Collected data entries
----

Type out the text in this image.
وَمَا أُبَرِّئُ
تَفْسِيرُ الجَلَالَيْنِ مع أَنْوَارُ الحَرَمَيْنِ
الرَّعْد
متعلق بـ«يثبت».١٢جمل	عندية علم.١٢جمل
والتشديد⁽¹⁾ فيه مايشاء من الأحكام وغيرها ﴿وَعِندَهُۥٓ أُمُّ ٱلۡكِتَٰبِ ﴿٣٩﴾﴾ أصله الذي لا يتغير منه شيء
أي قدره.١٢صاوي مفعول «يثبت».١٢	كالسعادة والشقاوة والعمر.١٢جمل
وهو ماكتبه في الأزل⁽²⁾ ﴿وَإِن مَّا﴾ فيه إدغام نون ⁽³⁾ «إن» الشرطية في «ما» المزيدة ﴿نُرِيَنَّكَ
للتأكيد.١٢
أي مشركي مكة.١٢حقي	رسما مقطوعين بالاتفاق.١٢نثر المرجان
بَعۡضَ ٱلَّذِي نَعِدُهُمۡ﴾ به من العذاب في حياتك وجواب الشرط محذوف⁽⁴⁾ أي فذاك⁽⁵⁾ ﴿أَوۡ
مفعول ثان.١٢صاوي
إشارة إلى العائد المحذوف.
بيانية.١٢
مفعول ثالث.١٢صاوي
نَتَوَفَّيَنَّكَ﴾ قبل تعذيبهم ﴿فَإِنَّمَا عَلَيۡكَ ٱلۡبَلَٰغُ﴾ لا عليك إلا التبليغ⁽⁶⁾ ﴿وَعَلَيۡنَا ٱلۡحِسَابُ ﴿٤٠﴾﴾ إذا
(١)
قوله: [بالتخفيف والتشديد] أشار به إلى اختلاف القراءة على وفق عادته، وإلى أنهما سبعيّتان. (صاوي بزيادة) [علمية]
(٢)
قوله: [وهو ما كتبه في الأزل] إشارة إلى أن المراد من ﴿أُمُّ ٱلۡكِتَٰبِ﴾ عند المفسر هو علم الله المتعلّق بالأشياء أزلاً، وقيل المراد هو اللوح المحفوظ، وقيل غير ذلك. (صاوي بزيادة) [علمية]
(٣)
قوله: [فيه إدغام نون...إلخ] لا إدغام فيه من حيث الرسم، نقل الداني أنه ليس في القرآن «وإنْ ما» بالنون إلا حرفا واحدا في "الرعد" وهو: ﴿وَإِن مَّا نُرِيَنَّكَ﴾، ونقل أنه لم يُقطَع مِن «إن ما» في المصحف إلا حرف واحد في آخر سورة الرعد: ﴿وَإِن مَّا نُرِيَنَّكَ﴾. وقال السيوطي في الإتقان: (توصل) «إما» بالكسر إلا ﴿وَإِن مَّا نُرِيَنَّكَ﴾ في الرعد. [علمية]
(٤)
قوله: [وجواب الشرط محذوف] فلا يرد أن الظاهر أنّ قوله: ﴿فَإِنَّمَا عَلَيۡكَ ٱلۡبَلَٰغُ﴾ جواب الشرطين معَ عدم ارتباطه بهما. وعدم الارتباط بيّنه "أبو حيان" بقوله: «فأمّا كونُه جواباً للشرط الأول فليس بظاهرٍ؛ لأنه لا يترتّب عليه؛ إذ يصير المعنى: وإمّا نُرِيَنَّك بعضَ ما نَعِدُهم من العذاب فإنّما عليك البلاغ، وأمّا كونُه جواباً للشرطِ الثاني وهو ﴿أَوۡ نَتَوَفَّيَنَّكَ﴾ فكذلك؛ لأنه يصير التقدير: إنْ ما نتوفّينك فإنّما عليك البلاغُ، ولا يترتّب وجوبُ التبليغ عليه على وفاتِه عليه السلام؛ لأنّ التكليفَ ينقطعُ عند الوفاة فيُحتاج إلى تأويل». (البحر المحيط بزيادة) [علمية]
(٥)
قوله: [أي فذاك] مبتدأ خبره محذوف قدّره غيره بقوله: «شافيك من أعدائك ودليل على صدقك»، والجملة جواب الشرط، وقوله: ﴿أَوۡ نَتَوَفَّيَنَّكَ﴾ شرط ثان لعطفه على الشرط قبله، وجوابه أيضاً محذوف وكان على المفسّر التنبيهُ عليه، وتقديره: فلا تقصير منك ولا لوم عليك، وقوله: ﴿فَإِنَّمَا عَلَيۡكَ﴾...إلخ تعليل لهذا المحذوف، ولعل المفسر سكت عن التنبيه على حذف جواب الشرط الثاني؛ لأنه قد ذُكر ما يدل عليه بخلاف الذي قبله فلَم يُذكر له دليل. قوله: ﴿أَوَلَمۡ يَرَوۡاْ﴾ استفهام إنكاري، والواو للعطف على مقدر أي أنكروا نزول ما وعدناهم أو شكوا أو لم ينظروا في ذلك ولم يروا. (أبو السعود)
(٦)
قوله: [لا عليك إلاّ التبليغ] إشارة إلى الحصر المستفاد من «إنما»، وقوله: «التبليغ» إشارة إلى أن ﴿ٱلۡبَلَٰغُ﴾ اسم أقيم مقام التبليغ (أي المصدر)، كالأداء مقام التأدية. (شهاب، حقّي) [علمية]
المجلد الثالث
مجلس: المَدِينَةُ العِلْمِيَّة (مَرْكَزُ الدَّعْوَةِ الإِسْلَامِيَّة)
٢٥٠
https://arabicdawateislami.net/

----

Exercise directions: Pull every line containing "مفعول" out of the records.

Output of the exercise:
أي قدره.١٢صاوي مفعول «يثبت».١٢	كالسعادة والشقاوة والعمر.١٢جمل
مفعول ثان.١٢صاوي
مفعول ثالث.١٢صاوي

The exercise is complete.